Supplied material
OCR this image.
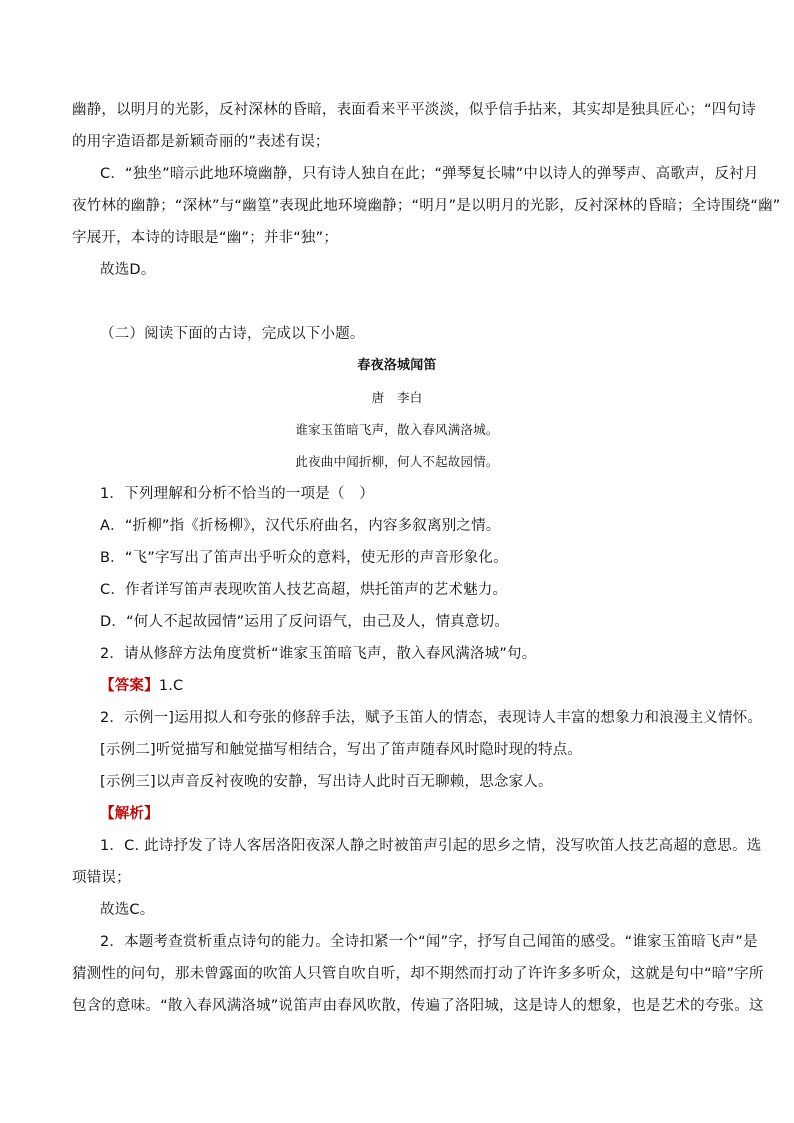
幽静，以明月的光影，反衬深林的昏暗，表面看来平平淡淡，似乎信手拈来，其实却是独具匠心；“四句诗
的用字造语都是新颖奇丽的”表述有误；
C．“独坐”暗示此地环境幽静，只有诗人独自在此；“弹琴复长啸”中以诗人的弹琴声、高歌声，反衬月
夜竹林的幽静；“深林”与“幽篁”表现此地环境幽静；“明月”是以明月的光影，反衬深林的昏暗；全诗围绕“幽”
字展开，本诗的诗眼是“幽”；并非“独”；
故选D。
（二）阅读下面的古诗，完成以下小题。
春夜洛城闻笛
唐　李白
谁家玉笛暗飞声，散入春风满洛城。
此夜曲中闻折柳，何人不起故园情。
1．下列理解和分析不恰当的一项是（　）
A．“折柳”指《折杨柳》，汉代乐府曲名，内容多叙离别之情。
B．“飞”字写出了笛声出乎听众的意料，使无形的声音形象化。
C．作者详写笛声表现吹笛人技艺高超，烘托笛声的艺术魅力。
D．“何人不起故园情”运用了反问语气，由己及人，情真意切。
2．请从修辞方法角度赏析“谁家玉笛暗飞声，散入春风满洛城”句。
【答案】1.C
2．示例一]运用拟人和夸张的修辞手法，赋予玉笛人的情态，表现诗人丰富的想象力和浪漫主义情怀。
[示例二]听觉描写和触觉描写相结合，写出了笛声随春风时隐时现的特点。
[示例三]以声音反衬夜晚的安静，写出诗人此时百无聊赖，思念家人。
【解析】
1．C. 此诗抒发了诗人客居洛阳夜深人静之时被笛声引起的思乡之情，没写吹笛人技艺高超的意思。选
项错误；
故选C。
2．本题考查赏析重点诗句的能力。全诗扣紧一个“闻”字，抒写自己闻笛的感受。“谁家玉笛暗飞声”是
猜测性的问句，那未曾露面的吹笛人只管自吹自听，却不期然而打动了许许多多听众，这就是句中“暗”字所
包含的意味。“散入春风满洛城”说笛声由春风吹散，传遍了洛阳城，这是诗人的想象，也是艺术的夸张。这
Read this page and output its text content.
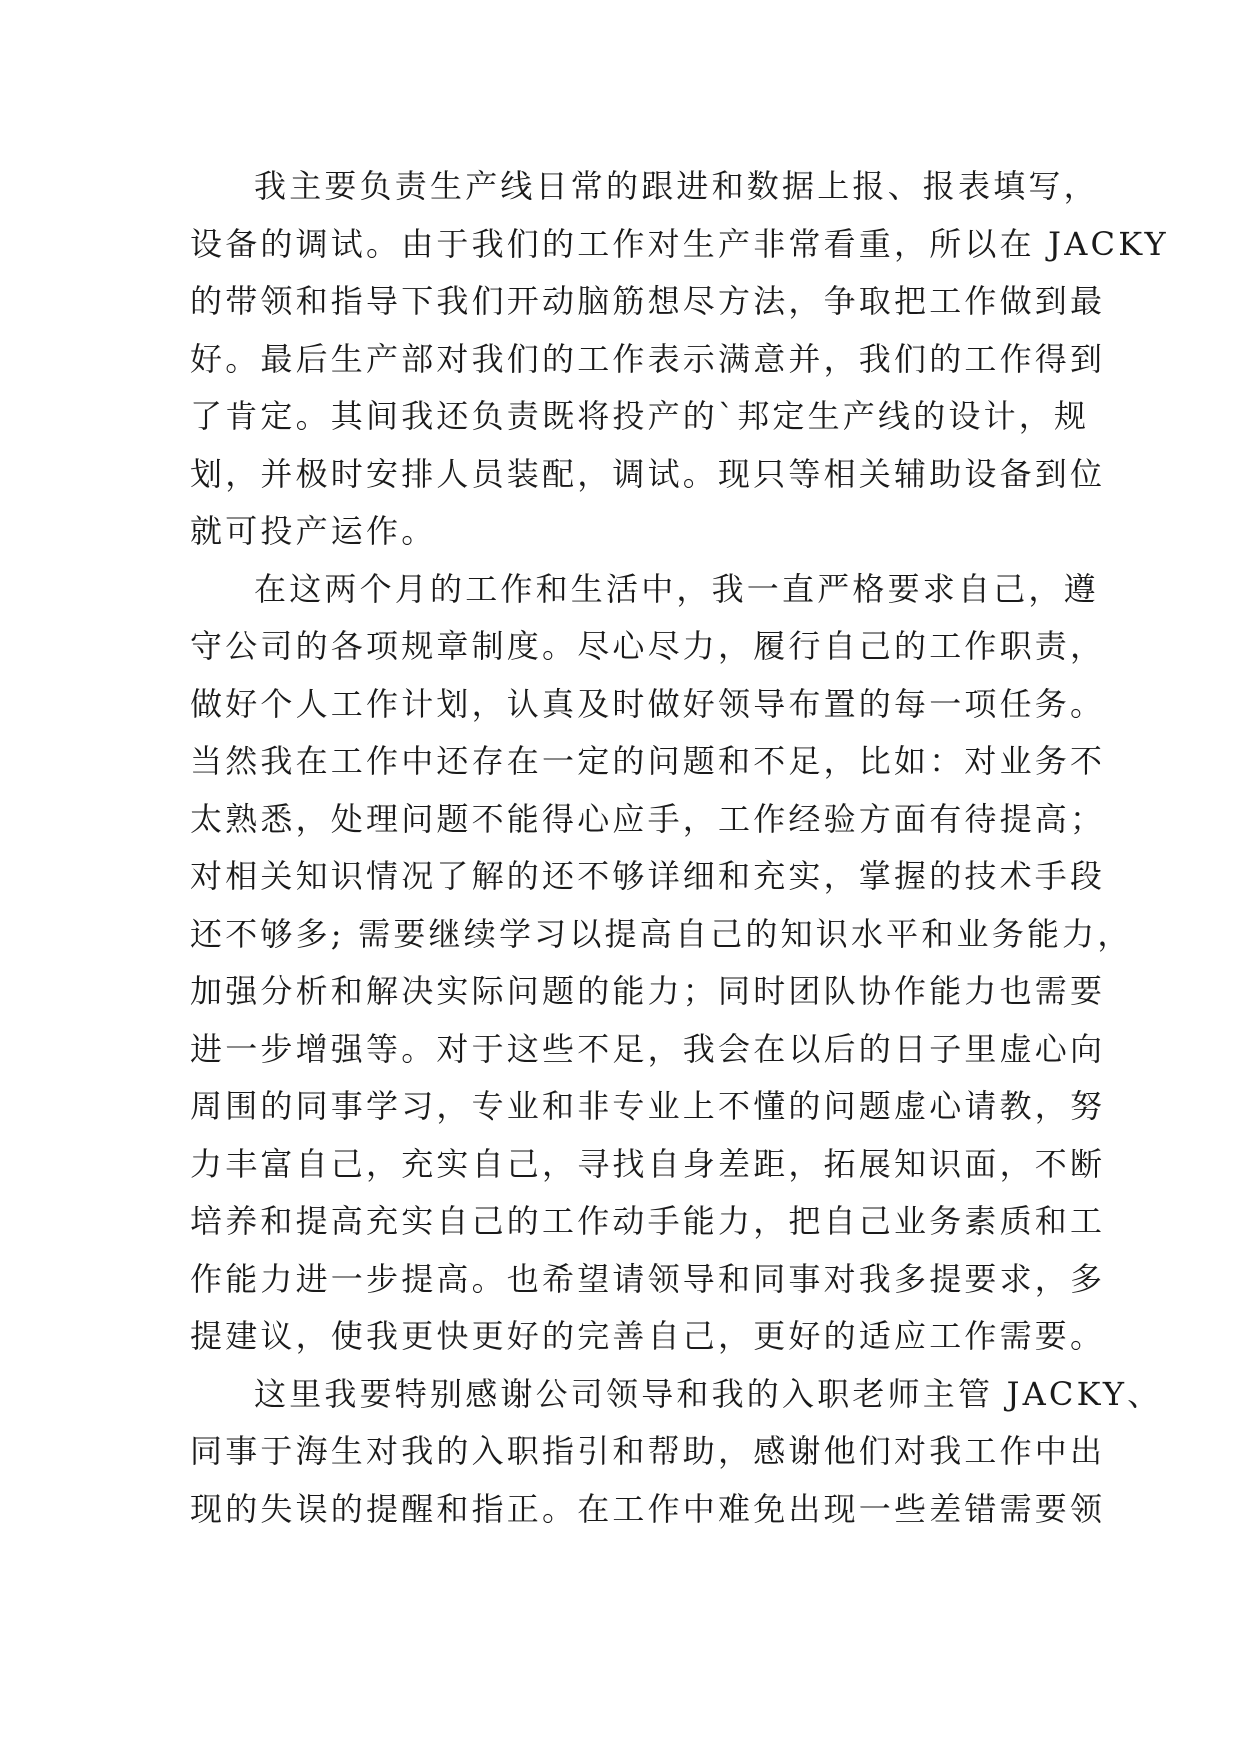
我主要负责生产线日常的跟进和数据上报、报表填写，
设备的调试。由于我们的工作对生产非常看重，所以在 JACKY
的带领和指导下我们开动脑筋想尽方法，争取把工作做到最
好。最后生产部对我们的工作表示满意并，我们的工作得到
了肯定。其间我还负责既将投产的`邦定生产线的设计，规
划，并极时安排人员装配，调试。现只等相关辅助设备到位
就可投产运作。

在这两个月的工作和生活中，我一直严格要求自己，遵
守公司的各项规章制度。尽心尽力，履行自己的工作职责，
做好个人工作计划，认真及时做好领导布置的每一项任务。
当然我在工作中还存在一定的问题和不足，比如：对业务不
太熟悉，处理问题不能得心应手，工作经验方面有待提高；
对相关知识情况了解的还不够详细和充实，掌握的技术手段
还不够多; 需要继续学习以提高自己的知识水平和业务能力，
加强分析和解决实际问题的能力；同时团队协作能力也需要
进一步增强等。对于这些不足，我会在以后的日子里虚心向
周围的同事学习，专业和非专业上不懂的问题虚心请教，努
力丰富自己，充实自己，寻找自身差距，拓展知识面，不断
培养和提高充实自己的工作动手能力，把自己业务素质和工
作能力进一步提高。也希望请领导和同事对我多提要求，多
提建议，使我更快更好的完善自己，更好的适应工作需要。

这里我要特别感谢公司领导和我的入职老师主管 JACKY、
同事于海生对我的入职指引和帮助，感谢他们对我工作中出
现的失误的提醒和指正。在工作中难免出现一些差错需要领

Directions
Copy the entries exactly. Leave out the images.

Task solution
OCR this image.
幽静，以明月的光影，反衬深林的昏暗，表面看来平平淡淡，似乎信手拈来，其实却是独具匠心；“四句诗
的用字造语都是新颖奇丽的”表述有误；
C．“独坐”暗示此地环境幽静，只有诗人独自在此；“弹琴复长啸”中以诗人的弹琴声、高歌声，反衬月
夜竹林的幽静；“深林”与“幽篁”表现此地环境幽静；“明月”是以明月的光影，反衬深林的昏暗；全诗围绕“幽”
字展开，本诗的诗眼是“幽”；并非“独”；
故选D。
（二）阅读下面的古诗，完成以下小题。
春夜洛城闻笛
唐　李白
谁家玉笛暗飞声，散入春风满洛城。
此夜曲中闻折柳，何人不起故园情。
1．下列理解和分析不恰当的一项是（　）
A．“折柳”指《折杨柳》，汉代乐府曲名，内容多叙离别之情。
B．“飞”字写出了笛声出乎听众的意料，使无形的声音形象化。
C．作者详写笛声表现吹笛人技艺高超，烘托笛声的艺术魅力。
D．“何人不起故园情”运用了反问语气，由己及人，情真意切。
2．请从修辞方法角度赏析“谁家玉笛暗飞声，散入春风满洛城”句。
【答案】1.C
2．示例一]运用拟人和夸张的修辞手法，赋予玉笛人的情态，表现诗人丰富的想象力和浪漫主义情怀。
[示例二]听觉描写和触觉描写相结合，写出了笛声随春风时隐时现的特点。
[示例三]以声音反衬夜晚的安静，写出诗人此时百无聊赖，思念家人。
【解析】
1．C. 此诗抒发了诗人客居洛阳夜深人静之时被笛声引起的思乡之情，没写吹笛人技艺高超的意思。选
项错误；
故选C。
2．本题考查赏析重点诗句的能力。全诗扣紧一个“闻”字，抒写自己闻笛的感受。“谁家玉笛暗飞声”是
猜测性的问句，那未曾露面的吹笛人只管自吹自听，却不期然而打动了许许多多听众，这就是句中“暗”字所
包含的意味。“散入春风满洛城”说笛声由春风吹散，传遍了洛阳城，这是诗人的想象，也是艺术的夸张。这
Read this page and output its text content.
我主要负责生产线日常的跟进和数据上报、报表填写，
设备的调试。由于我们的工作对生产非常看重，所以在 JACKY
的带领和指导下我们开动脑筋想尽方法，争取把工作做到最
好。最后生产部对我们的工作表示满意并，我们的工作得到
了肯定。其间我还负责既将投产的`邦定生产线的设计，规
划，并极时安排人员装配，调试。现只等相关辅助设备到位
就可投产运作。

在这两个月的工作和生活中，我一直严格要求自己，遵
守公司的各项规章制度。尽心尽力，履行自己的工作职责，
做好个人工作计划，认真及时做好领导布置的每一项任务。
当然我在工作中还存在一定的问题和不足，比如：对业务不
太熟悉，处理问题不能得心应手，工作经验方面有待提高；
对相关知识情况了解的还不够详细和充实，掌握的技术手段
还不够多; 需要继续学习以提高自己的知识水平和业务能力，
加强分析和解决实际问题的能力；同时团队协作能力也需要
进一步增强等。对于这些不足，我会在以后的日子里虚心向
周围的同事学习，专业和非专业上不懂的问题虚心请教，努
力丰富自己，充实自己，寻找自身差距，拓展知识面，不断
培养和提高充实自己的工作动手能力，把自己业务素质和工
作能力进一步提高。也希望请领导和同事对我多提要求，多
提建议，使我更快更好的完善自己，更好的适应工作需要。

这里我要特别感谢公司领导和我的入职老师主管 JACKY、
同事于海生对我的入职指引和帮助，感谢他们对我工作中出
现的失误的提醒和指正。在工作中难免出现一些差错需要领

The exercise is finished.